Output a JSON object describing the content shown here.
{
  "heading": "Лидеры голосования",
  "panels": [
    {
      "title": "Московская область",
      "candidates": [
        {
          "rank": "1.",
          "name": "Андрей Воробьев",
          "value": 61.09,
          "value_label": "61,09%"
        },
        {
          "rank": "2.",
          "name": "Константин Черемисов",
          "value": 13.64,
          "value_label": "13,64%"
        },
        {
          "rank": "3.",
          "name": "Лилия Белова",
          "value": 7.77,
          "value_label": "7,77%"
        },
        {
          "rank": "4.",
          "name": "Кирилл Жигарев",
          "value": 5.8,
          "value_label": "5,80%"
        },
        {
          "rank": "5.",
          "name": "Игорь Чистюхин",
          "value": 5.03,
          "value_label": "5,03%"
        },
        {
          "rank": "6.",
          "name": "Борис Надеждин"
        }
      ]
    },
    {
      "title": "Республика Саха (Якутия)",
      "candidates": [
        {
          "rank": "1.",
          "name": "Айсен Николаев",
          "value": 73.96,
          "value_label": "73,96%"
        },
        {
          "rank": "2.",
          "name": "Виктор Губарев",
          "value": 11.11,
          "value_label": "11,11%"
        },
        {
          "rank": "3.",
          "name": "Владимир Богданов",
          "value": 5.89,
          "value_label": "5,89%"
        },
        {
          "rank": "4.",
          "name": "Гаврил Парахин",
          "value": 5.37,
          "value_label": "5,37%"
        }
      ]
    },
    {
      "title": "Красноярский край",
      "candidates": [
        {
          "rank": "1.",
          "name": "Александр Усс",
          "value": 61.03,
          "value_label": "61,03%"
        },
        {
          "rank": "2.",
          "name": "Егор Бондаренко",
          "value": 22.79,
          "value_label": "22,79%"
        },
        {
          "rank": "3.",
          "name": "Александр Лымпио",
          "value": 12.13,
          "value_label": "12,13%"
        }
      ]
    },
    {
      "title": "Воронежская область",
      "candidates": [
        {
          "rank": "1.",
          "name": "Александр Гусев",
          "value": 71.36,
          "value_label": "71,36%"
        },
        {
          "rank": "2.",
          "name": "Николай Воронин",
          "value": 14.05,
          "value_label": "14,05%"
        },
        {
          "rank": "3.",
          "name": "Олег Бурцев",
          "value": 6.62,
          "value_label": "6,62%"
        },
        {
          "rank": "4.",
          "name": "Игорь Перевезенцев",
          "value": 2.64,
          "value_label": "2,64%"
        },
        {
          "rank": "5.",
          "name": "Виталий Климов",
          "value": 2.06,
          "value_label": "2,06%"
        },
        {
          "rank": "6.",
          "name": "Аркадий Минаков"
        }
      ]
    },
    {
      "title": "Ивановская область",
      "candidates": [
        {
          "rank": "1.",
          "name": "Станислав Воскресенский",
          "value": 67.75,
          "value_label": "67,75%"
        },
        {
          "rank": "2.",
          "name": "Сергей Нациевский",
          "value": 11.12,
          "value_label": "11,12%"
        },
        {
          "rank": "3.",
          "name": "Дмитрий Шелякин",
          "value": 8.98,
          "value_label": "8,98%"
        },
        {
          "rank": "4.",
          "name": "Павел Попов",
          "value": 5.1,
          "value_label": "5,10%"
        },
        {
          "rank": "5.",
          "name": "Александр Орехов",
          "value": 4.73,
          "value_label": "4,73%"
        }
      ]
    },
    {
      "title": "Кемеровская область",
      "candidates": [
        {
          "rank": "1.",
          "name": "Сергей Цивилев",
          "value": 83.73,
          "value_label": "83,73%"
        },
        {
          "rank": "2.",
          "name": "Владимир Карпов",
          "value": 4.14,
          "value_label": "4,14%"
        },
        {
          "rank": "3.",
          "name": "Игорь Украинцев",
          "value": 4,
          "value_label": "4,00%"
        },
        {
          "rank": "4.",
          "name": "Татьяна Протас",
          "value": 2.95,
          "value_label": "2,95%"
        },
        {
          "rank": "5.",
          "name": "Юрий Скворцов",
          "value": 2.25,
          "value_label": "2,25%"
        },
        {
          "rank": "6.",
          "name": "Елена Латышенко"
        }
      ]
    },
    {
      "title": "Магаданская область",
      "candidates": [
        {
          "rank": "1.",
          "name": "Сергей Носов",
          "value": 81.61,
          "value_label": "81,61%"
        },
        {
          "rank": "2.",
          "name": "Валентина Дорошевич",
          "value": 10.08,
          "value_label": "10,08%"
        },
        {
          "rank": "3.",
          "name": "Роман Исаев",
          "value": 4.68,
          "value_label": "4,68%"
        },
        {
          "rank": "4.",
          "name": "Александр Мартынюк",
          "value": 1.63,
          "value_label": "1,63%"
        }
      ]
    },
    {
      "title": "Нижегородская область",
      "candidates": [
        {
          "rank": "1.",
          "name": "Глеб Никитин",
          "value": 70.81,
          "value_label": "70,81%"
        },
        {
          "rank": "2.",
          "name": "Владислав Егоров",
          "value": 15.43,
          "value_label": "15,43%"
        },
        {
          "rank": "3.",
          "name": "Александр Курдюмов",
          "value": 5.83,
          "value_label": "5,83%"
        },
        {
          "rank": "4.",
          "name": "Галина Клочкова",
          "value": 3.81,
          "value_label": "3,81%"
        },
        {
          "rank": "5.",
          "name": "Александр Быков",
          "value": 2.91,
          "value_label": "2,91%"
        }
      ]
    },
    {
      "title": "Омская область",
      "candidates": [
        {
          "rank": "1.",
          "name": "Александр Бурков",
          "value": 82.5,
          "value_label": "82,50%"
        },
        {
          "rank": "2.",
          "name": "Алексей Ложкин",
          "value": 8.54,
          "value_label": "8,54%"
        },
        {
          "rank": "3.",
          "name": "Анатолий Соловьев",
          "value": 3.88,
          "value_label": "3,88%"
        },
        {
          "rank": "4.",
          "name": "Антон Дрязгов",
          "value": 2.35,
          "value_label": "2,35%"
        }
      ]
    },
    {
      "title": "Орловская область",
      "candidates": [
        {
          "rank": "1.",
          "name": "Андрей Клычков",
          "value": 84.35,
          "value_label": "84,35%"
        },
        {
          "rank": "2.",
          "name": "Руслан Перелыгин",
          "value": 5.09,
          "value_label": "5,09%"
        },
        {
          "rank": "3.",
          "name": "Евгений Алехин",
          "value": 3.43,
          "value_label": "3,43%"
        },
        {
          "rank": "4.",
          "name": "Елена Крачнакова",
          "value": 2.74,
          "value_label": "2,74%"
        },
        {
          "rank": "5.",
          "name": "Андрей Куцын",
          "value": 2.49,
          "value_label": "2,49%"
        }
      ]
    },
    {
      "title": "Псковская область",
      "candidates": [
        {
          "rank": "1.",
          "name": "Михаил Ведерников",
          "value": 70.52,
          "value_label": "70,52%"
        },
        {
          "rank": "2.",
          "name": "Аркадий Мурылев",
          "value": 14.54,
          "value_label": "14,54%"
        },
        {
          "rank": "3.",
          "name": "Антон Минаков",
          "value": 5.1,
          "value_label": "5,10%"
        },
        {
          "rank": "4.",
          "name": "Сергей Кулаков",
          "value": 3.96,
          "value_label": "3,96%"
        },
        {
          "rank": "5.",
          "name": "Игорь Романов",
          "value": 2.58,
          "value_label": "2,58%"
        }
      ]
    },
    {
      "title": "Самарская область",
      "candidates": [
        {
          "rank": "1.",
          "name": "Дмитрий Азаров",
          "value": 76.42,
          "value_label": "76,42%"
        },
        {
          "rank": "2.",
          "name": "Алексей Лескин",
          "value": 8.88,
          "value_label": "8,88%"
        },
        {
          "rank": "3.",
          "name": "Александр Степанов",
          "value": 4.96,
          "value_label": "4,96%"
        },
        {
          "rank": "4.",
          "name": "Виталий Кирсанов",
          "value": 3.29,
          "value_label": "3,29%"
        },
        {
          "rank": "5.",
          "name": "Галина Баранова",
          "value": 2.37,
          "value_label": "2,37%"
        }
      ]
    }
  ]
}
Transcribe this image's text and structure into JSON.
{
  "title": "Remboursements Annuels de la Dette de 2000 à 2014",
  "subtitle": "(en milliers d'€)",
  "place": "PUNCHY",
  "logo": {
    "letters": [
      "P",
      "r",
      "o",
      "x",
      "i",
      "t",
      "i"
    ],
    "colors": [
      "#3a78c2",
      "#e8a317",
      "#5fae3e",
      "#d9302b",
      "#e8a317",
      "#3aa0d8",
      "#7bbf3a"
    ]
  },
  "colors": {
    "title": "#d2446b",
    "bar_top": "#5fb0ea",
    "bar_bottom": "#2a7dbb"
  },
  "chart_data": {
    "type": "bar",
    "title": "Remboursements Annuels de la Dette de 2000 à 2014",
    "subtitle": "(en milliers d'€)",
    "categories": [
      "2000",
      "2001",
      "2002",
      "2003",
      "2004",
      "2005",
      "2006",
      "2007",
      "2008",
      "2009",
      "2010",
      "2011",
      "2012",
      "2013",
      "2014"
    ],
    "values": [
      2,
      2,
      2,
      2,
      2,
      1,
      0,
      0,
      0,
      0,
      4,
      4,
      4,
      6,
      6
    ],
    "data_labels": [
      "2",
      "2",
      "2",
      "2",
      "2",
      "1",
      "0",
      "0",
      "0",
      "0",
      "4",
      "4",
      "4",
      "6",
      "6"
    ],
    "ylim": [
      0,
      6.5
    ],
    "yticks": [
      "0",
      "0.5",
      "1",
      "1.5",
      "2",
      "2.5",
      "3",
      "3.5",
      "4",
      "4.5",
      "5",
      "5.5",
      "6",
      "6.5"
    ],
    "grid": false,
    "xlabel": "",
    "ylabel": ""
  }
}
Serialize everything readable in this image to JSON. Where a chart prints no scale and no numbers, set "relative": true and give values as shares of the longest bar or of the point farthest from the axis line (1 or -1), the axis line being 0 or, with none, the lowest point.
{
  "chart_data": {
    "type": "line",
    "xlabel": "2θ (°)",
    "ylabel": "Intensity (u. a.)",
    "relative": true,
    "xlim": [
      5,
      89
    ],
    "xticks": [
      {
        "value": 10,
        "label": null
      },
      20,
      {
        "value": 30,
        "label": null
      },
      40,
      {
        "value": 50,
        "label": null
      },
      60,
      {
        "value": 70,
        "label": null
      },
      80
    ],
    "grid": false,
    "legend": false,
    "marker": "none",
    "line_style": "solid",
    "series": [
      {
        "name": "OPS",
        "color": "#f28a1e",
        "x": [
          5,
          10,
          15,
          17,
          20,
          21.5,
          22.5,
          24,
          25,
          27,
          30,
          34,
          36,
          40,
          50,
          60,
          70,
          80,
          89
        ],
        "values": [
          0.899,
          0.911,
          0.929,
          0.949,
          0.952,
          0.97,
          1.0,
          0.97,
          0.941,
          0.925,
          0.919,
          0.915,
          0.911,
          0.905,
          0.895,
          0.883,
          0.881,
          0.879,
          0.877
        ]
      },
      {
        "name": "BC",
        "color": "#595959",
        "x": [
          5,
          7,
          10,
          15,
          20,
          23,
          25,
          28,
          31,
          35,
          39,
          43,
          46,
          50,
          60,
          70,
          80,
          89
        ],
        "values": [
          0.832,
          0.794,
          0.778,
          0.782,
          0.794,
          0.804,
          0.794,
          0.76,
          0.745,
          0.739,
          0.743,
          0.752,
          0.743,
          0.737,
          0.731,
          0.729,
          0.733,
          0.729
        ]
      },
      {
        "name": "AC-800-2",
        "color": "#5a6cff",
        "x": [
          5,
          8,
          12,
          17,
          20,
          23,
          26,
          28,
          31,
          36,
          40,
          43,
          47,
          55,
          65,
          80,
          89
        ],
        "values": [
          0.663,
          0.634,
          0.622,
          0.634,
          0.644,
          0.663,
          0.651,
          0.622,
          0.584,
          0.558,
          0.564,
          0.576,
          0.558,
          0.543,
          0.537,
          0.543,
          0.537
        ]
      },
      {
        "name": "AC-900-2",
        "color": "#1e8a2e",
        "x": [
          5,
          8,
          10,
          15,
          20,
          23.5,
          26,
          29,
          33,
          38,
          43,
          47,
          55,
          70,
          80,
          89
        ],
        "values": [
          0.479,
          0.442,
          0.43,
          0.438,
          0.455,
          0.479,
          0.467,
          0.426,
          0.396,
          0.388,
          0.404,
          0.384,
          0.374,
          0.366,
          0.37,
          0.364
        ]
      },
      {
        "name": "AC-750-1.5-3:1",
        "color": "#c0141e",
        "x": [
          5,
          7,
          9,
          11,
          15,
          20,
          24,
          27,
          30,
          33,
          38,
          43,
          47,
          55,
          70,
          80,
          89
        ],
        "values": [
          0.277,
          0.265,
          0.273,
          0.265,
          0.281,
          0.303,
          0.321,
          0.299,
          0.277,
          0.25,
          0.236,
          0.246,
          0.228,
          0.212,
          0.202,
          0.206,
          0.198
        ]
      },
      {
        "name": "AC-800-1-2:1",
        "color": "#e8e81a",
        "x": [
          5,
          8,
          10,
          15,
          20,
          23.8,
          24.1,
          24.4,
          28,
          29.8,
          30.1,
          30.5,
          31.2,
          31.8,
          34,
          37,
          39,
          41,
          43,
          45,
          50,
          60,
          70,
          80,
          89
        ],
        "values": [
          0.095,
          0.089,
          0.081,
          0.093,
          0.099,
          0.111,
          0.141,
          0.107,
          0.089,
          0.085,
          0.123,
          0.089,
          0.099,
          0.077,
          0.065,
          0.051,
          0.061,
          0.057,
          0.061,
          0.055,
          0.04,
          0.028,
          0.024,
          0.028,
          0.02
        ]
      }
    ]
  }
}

* * * * * * *

• [Your objective] Write down every line of the data above that includes the string "Андрей".

• [Answer to this task]
          "name": "Андрей Воробьев",
          "name": "Андрей Клычков",
          "name": "Андрей Куцын",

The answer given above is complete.